- **What the task asks**:
Provide the data again in its entirety, exactly as given.

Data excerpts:
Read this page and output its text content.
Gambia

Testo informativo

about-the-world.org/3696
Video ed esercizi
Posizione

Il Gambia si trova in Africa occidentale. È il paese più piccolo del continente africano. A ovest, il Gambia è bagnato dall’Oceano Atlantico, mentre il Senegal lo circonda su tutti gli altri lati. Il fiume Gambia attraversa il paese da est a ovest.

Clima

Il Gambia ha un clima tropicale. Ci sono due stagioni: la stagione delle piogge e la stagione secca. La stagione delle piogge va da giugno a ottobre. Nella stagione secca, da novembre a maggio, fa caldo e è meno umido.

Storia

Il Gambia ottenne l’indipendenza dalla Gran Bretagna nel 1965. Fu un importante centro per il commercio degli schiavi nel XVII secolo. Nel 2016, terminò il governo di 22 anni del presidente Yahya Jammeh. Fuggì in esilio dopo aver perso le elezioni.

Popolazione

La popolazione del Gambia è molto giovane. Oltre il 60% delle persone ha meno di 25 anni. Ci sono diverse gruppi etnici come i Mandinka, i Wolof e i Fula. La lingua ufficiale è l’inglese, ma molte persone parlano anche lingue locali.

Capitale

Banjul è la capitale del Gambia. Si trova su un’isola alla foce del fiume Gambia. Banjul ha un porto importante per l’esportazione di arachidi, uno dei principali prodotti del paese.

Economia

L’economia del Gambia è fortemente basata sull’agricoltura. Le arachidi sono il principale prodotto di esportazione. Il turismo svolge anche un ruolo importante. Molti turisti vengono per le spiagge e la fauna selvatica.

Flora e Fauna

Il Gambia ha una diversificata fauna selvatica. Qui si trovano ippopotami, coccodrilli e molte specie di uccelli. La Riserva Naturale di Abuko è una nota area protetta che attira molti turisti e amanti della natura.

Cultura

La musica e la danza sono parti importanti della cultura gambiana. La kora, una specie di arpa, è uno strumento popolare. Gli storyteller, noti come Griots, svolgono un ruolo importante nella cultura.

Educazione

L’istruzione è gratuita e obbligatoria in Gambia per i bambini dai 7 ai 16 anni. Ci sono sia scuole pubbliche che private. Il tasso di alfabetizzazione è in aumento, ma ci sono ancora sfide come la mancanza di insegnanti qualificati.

- **Response**:
Read this page and output its text content.
Gambia

Testo informativo

about-the-world.org/3696
Video ed esercizi
Posizione

Il Gambia si trova in Africa occidentale. È il paese più piccolo del continente africano. A ovest, il Gambia è bagnato dall’Oceano Atlantico, mentre il Senegal lo circonda su tutti gli altri lati. Il fiume Gambia attraversa il paese da est a ovest.

Clima

Il Gambia ha un clima tropicale. Ci sono due stagioni: la stagione delle piogge e la stagione secca. La stagione delle piogge va da giugno a ottobre. Nella stagione secca, da novembre a maggio, fa caldo e è meno umido.

Storia

Il Gambia ottenne l’indipendenza dalla Gran Bretagna nel 1965. Fu un importante centro per il commercio degli schiavi nel XVII secolo. Nel 2016, terminò il governo di 22 anni del presidente Yahya Jammeh. Fuggì in esilio dopo aver perso le elezioni.

Popolazione

La popolazione del Gambia è molto giovane. Oltre il 60% delle persone ha meno di 25 anni. Ci sono diverse gruppi etnici come i Mandinka, i Wolof e i Fula. La lingua ufficiale è l’inglese, ma molte persone parlano anche lingue locali.

Capitale

Banjul è la capitale del Gambia. Si trova su un’isola alla foce del fiume Gambia. Banjul ha un porto importante per l’esportazione di arachidi, uno dei principali prodotti del paese.

Economia

L’economia del Gambia è fortemente basata sull’agricoltura. Le arachidi sono il principale prodotto di esportazione. Il turismo svolge anche un ruolo importante. Molti turisti vengono per le spiagge e la fauna selvatica.

Flora e Fauna

Il Gambia ha una diversificata fauna selvatica. Qui si trovano ippopotami, coccodrilli e molte specie di uccelli. La Riserva Naturale di Abuko è una nota area protetta che attira molti turisti e amanti della natura.

Cultura

La musica e la danza sono parti importanti della cultura gambiana. La kora, una specie di arpa, è uno strumento popolare. Gli storyteller, noti come Griots, svolgono un ruolo importante nella cultura.

Educazione

L’istruzione è gratuita e obbligatoria in Gambia per i bambini dai 7 ai 16 anni. Ci sono sia scuole pubbliche che private. Il tasso di alfabetizzazione è in aumento, ma ci sono ancora sfide come la mancanza di insegnanti qualificati.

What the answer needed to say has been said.